◆ **Records for this task**
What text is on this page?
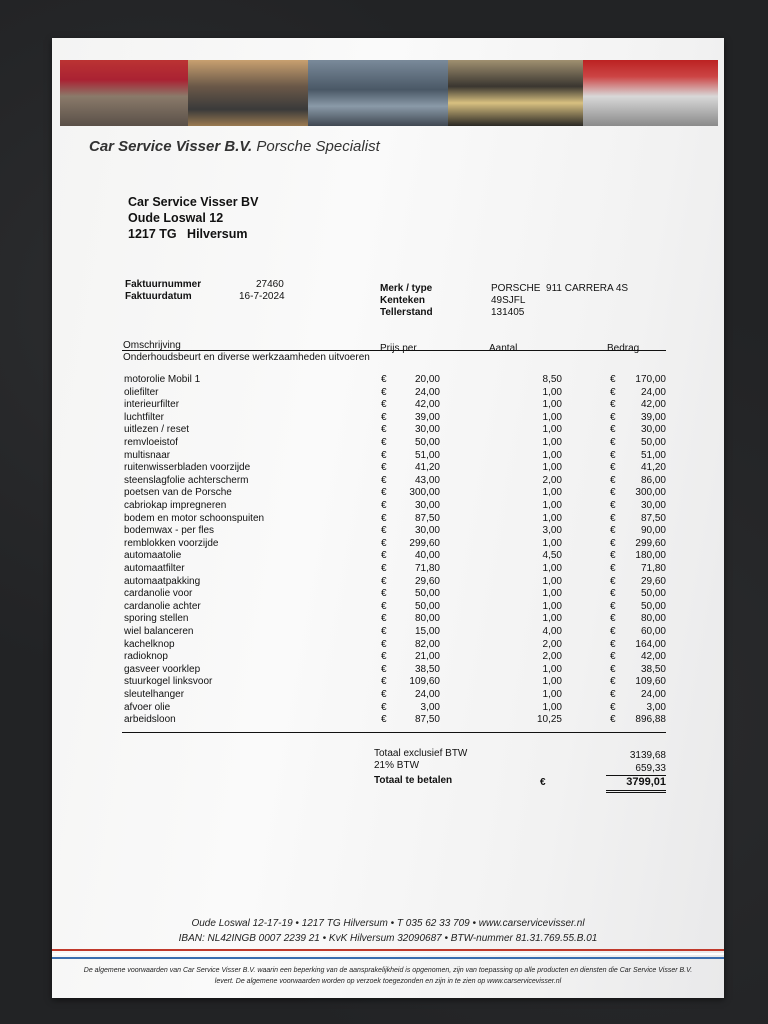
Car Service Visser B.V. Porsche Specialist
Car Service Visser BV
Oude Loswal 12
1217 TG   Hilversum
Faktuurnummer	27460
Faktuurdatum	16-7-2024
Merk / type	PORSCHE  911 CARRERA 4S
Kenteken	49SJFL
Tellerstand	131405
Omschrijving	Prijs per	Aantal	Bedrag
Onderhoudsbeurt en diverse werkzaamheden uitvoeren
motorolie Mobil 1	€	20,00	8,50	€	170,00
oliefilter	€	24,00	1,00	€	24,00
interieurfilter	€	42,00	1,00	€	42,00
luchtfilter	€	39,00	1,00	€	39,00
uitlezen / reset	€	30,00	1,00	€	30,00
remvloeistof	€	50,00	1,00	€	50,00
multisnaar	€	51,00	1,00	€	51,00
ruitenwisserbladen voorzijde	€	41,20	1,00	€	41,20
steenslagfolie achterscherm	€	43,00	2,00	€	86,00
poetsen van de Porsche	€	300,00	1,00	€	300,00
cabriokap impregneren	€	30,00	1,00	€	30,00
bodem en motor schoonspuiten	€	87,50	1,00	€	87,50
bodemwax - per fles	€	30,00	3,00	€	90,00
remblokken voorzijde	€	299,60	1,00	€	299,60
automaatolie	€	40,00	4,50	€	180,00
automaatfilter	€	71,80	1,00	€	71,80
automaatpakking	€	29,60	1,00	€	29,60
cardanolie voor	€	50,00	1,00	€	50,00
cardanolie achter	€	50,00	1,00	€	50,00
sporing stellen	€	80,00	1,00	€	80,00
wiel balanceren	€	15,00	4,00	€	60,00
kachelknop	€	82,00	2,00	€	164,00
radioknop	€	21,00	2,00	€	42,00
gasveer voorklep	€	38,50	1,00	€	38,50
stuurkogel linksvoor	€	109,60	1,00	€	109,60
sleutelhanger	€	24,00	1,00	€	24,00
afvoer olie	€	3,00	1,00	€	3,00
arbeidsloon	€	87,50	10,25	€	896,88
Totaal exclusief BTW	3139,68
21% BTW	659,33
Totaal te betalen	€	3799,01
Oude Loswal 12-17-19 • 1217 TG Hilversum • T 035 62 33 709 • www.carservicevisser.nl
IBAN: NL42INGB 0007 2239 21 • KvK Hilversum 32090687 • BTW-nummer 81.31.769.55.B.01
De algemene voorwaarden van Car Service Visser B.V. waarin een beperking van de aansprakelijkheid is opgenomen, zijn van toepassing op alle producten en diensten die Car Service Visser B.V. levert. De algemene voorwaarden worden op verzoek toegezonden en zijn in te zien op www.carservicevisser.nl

◆ **Required work**
Word for word, repeat the material above and drop the pictures.

◆ **Task response**
What text is on this page?
Car Service Visser B.V. Porsche Specialist
Car Service Visser BV
Oude Loswal 12
1217 TG   Hilversum
Faktuurnummer	27460
Faktuurdatum	16-7-2024
Merk / type	PORSCHE  911 CARRERA 4S
Kenteken	49SJFL
Tellerstand	131405
Omschrijving	Prijs per	Aantal	Bedrag
Onderhoudsbeurt en diverse werkzaamheden uitvoeren
motorolie Mobil 1	€	20,00	8,50	€	170,00
oliefilter	€	24,00	1,00	€	24,00
interieurfilter	€	42,00	1,00	€	42,00
luchtfilter	€	39,00	1,00	€	39,00
uitlezen / reset	€	30,00	1,00	€	30,00
remvloeistof	€	50,00	1,00	€	50,00
multisnaar	€	51,00	1,00	€	51,00
ruitenwisserbladen voorzijde	€	41,20	1,00	€	41,20
steenslagfolie achterscherm	€	43,00	2,00	€	86,00
poetsen van de Porsche	€	300,00	1,00	€	300,00
cabriokap impregneren	€	30,00	1,00	€	30,00
bodem en motor schoonspuiten	€	87,50	1,00	€	87,50
bodemwax - per fles	€	30,00	3,00	€	90,00
remblokken voorzijde	€	299,60	1,00	€	299,60
automaatolie	€	40,00	4,50	€	180,00
automaatfilter	€	71,80	1,00	€	71,80
automaatpakking	€	29,60	1,00	€	29,60
cardanolie voor	€	50,00	1,00	€	50,00
cardanolie achter	€	50,00	1,00	€	50,00
sporing stellen	€	80,00	1,00	€	80,00
wiel balanceren	€	15,00	4,00	€	60,00
kachelknop	€	82,00	2,00	€	164,00
radioknop	€	21,00	2,00	€	42,00
gasveer voorklep	€	38,50	1,00	€	38,50
stuurkogel linksvoor	€	109,60	1,00	€	109,60
sleutelhanger	€	24,00	1,00	€	24,00
afvoer olie	€	3,00	1,00	€	3,00
arbeidsloon	€	87,50	10,25	€	896,88
Totaal exclusief BTW	3139,68
21% BTW	659,33
Totaal te betalen	€	3799,01
Oude Loswal 12-17-19 • 1217 TG Hilversum • T 035 62 33 709 • www.carservicevisser.nl
IBAN: NL42INGB 0007 2239 21 • KvK Hilversum 32090687 • BTW-nummer 81.31.769.55.B.01
De algemene voorwaarden van Car Service Visser B.V. waarin een beperking van de aansprakelijkheid is opgenomen, zijn van toepassing op alle producten en diensten die Car Service Visser B.V. levert. De algemene voorwaarden worden op verzoek toegezonden en zijn in te zien op www.carservicevisser.nl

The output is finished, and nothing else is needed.